▸ REQUEST
Copy each line below that includes "Состояние".

· · · · · · ·

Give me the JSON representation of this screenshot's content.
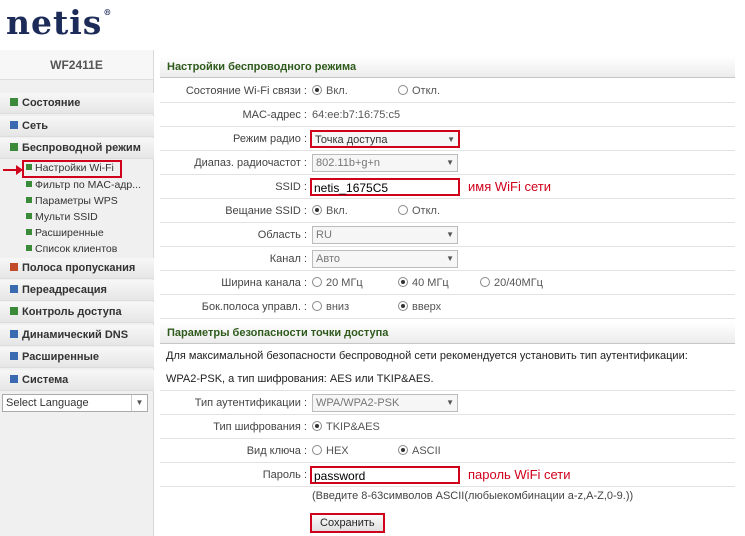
{
  "brand": {
    "logo": "netis",
    "reg": "®"
  },
  "sidebar": {
    "model": "WF2411E",
    "items": [
      {
        "label": "Состояние",
        "color": "#3a8a3a"
      },
      {
        "label": "Сеть",
        "color": "#3a6ab0"
      },
      {
        "label": "Беспроводной режим",
        "color": "#3a8a3a"
      },
      {
        "label": "Полоса пропускания",
        "color": "#c24a2a"
      },
      {
        "label": "Переадресация",
        "color": "#3a6ab0"
      },
      {
        "label": "Контроль доступа",
        "color": "#3a8a3a"
      },
      {
        "label": "Динамический DNS",
        "color": "#3a6ab0"
      },
      {
        "label": "Расширенные",
        "color": "#3a6ab0"
      },
      {
        "label": "Система",
        "color": "#3a6ab0"
      }
    ],
    "subitems": [
      "Настройки Wi-Fi",
      "Фильтр по MAC-адр...",
      "Параметры WPS",
      "Мульти SSID",
      "Расширенные",
      "Список клиентов"
    ],
    "language": "Select Language"
  },
  "wireless": {
    "title": "Настройки беспроводного режима",
    "status": {
      "label": "Состояние Wi-Fi связи :",
      "on": "Вкл.",
      "off": "Откл."
    },
    "mac": {
      "label": "MAC-адрес :",
      "value": "64:ee:b7:16:75:c5"
    },
    "mode": {
      "label": "Режим радио :",
      "value": "Точка доступа"
    },
    "band": {
      "label": "Диапаз. радиочастот :",
      "value": "802.11b+g+n"
    },
    "ssid": {
      "label": "SSID :",
      "value": "netis_1675C5",
      "note": "имя WiFi сети"
    },
    "broadcast": {
      "label": "Вещание SSID :",
      "on": "Вкл.",
      "off": "Откл."
    },
    "region": {
      "label": "Область :",
      "value": "RU"
    },
    "channel": {
      "label": "Канал :",
      "value": "Авто"
    },
    "width": {
      "label": "Ширина канала :",
      "o1": "20 МГц",
      "o2": "40 МГц",
      "o3": "20/40МГц"
    },
    "sideband": {
      "label": "Бок.полоса управл. :",
      "o1": "вниз",
      "o2": "вверх"
    }
  },
  "security": {
    "title": "Параметры безопасности точки доступа",
    "notice1": "Для максимальной безопасности беспроводной сети рекомендуется установить тип аутентификации:",
    "notice2": "WPA2-PSK, а тип шифрования: AES или TKIP&AES.",
    "auth": {
      "label": "Тип аутентификации :",
      "value": "WPA/WPA2-PSK"
    },
    "cipher": {
      "label": "Тип шифрования :",
      "value": "TKIP&AES"
    },
    "keytype": {
      "label": "Вид ключа :",
      "o1": "HEX",
      "o2": "ASCII"
    },
    "password": {
      "label": "Пароль :",
      "value": "password",
      "note": "пароль WiFi сети"
    },
    "hint": "(Введите 8-63символов ASCII(любыекомбинации a-z,A-Z,0-9.))",
    "save": "Сохранить"
  },
  "colors": {
    "accent_red": "#d0021b",
    "section_green": "#2e5a1c",
    "logo_navy": "#1c2b57"
  }
}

· · · · · · ·

▸ REPLY
        "label": "Состояние",
      "label": "Состояние Wi-Fi связи :",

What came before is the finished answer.